[Task prompt] Restate the entire listing word for word.

.....

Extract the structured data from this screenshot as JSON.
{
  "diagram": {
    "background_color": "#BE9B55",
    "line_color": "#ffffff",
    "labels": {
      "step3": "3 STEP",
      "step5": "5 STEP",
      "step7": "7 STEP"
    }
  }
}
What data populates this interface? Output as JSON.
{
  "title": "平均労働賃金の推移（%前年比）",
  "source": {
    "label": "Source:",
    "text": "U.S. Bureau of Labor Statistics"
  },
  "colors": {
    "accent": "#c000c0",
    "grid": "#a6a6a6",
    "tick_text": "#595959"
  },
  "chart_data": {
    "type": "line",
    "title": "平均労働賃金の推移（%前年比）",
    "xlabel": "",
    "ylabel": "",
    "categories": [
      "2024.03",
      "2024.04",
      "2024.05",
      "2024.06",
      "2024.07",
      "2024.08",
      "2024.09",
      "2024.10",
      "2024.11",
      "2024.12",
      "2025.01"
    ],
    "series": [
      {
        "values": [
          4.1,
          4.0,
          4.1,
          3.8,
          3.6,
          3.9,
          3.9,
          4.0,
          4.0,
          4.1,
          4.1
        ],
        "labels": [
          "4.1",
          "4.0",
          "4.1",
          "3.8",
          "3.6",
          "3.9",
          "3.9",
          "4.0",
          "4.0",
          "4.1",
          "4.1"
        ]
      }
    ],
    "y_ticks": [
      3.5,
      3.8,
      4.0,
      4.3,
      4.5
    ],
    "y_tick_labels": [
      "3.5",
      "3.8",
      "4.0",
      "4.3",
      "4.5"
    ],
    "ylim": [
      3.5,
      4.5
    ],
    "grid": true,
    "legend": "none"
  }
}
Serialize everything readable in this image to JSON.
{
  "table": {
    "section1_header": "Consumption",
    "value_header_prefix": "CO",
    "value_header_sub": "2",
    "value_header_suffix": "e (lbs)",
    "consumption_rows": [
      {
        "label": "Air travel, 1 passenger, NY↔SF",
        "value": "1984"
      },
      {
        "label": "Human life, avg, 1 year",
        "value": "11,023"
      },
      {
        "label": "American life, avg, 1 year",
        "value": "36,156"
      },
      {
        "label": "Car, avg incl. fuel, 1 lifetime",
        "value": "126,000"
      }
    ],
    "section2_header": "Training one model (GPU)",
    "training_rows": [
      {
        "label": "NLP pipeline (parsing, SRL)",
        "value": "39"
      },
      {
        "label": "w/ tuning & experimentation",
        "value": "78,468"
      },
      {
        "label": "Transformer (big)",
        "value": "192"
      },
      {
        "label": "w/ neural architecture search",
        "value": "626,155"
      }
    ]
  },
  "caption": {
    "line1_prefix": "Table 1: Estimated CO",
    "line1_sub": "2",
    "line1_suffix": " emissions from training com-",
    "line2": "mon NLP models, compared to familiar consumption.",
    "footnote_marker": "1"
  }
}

.....

[Answer to the problem]
Extract the structured data from this screenshot as JSON.
{
  "diagram": {
    "background_color": "#BE9B55",
    "line_color": "#ffffff",
    "labels": {
      "step3": "3 STEP",
      "step5": "5 STEP",
      "step7": "7 STEP"
    }
  }
}
What data populates this interface? Output as JSON.
{
  "title": "平均労働賃金の推移（%前年比）",
  "source": {
    "label": "Source:",
    "text": "U.S. Bureau of Labor Statistics"
  },
  "colors": {
    "accent": "#c000c0",
    "grid": "#a6a6a6",
    "tick_text": "#595959"
  },
  "chart_data": {
    "type": "line",
    "title": "平均労働賃金の推移（%前年比）",
    "xlabel": "",
    "ylabel": "",
    "categories": [
      "2024.03",
      "2024.04",
      "2024.05",
      "2024.06",
      "2024.07",
      "2024.08",
      "2024.09",
      "2024.10",
      "2024.11",
      "2024.12",
      "2025.01"
    ],
    "series": [
      {
        "values": [
          4.1,
          4.0,
          4.1,
          3.8,
          3.6,
          3.9,
          3.9,
          4.0,
          4.0,
          4.1,
          4.1
        ],
        "labels": [
          "4.1",
          "4.0",
          "4.1",
          "3.8",
          "3.6",
          "3.9",
          "3.9",
          "4.0",
          "4.0",
          "4.1",
          "4.1"
        ]
      }
    ],
    "y_ticks": [
      3.5,
      3.8,
      4.0,
      4.3,
      4.5
    ],
    "y_tick_labels": [
      "3.5",
      "3.8",
      "4.0",
      "4.3",
      "4.5"
    ],
    "ylim": [
      3.5,
      4.5
    ],
    "grid": true,
    "legend": "none"
  }
}
Serialize everything readable in this image to JSON.
{
  "table": {
    "section1_header": "Consumption",
    "value_header_prefix": "CO",
    "value_header_sub": "2",
    "value_header_suffix": "e (lbs)",
    "consumption_rows": [
      {
        "label": "Air travel, 1 passenger, NY↔SF",
        "value": "1984"
      },
      {
        "label": "Human life, avg, 1 year",
        "value": "11,023"
      },
      {
        "label": "American life, avg, 1 year",
        "value": "36,156"
      },
      {
        "label": "Car, avg incl. fuel, 1 lifetime",
        "value": "126,000"
      }
    ],
    "section2_header": "Training one model (GPU)",
    "training_rows": [
      {
        "label": "NLP pipeline (parsing, SRL)",
        "value": "39"
      },
      {
        "label": "w/ tuning & experimentation",
        "value": "78,468"
      },
      {
        "label": "Transformer (big)",
        "value": "192"
      },
      {
        "label": "w/ neural architecture search",
        "value": "626,155"
      }
    ]
  },
  "caption": {
    "line1_prefix": "Table 1: Estimated CO",
    "line1_sub": "2",
    "line1_suffix": " emissions from training com-",
    "line2": "mon NLP models, compared to familiar consumption.",
    "footnote_marker": "1"
  }
}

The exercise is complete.